— start Data excerpts —
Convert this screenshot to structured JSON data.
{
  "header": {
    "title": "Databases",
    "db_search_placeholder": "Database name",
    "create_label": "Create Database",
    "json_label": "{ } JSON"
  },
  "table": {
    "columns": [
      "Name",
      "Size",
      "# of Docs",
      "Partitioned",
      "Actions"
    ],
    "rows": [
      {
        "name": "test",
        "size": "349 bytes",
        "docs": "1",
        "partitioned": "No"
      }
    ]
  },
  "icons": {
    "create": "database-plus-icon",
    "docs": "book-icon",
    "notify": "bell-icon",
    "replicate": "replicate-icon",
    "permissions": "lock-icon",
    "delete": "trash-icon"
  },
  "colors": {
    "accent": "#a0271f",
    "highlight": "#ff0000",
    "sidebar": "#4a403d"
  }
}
— end Data excerpts —
— start Data excerpts —
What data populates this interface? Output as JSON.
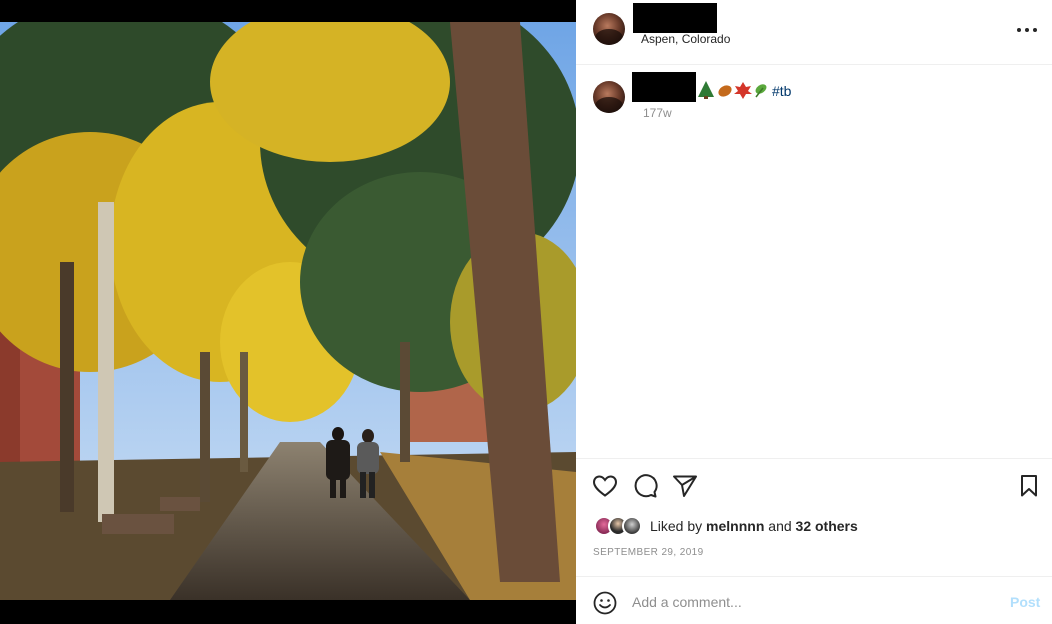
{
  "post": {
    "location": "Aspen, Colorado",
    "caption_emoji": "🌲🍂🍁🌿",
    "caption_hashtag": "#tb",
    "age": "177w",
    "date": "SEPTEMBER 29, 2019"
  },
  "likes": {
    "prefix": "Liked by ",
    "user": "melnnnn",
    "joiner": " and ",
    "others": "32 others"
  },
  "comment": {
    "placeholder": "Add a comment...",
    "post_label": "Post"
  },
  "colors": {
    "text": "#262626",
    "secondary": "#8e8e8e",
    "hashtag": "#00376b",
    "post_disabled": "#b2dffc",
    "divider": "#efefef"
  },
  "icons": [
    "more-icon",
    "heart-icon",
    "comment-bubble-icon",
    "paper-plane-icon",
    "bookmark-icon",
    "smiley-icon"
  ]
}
— end Data excerpts —
— start Data excerpts —
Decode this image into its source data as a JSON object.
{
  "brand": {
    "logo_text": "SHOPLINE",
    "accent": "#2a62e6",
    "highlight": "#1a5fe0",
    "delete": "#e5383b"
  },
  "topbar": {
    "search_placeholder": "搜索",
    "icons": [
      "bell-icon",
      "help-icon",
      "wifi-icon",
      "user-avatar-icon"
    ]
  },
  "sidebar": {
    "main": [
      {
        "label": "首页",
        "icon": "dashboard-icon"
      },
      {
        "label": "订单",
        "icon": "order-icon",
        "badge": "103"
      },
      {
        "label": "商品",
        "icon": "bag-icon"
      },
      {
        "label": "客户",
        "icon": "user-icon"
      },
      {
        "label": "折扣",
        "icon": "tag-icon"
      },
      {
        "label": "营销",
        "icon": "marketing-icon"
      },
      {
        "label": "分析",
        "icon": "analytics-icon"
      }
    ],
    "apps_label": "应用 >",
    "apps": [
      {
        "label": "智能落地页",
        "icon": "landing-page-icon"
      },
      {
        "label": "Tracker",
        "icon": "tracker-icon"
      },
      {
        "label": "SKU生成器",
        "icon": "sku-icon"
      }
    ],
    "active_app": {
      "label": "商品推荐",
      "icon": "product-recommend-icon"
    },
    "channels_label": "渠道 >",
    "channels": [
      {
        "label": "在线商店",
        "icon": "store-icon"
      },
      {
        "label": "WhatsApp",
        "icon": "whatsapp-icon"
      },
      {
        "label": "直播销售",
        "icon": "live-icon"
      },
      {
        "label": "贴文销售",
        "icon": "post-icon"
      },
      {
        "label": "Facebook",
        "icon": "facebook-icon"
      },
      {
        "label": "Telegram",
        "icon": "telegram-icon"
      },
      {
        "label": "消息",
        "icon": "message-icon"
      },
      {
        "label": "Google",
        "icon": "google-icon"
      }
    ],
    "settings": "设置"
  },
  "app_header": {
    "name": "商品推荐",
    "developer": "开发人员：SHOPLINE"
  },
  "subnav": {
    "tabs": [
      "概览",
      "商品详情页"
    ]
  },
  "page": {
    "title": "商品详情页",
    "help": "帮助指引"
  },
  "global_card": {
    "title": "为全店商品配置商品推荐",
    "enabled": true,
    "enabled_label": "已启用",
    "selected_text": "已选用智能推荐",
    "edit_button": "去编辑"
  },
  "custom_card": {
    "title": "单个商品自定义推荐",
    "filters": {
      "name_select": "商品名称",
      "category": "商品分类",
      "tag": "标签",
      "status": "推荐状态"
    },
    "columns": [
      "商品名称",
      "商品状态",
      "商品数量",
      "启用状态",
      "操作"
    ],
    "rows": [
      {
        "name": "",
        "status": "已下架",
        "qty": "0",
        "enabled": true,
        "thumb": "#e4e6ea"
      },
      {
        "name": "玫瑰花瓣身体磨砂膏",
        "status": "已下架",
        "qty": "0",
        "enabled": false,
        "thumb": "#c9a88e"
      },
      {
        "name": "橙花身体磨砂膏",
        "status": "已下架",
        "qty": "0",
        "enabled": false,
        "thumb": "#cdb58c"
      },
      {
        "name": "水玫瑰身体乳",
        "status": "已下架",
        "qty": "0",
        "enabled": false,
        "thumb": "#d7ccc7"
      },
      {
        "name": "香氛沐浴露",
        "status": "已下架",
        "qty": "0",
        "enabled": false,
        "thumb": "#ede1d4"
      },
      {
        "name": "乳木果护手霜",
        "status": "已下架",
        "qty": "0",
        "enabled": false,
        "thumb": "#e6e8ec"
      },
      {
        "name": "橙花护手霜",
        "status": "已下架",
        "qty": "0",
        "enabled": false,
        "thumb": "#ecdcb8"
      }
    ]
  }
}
— end Data excerpts —
> **Written task**
Reproduce every line from the entries that holds the word "title".

> **Solved exercise**
    "title": "Databases",
    "title": "商品详情页",
    "title": "为全店商品配置商品推荐",
    "title": "单个商品自定义推荐",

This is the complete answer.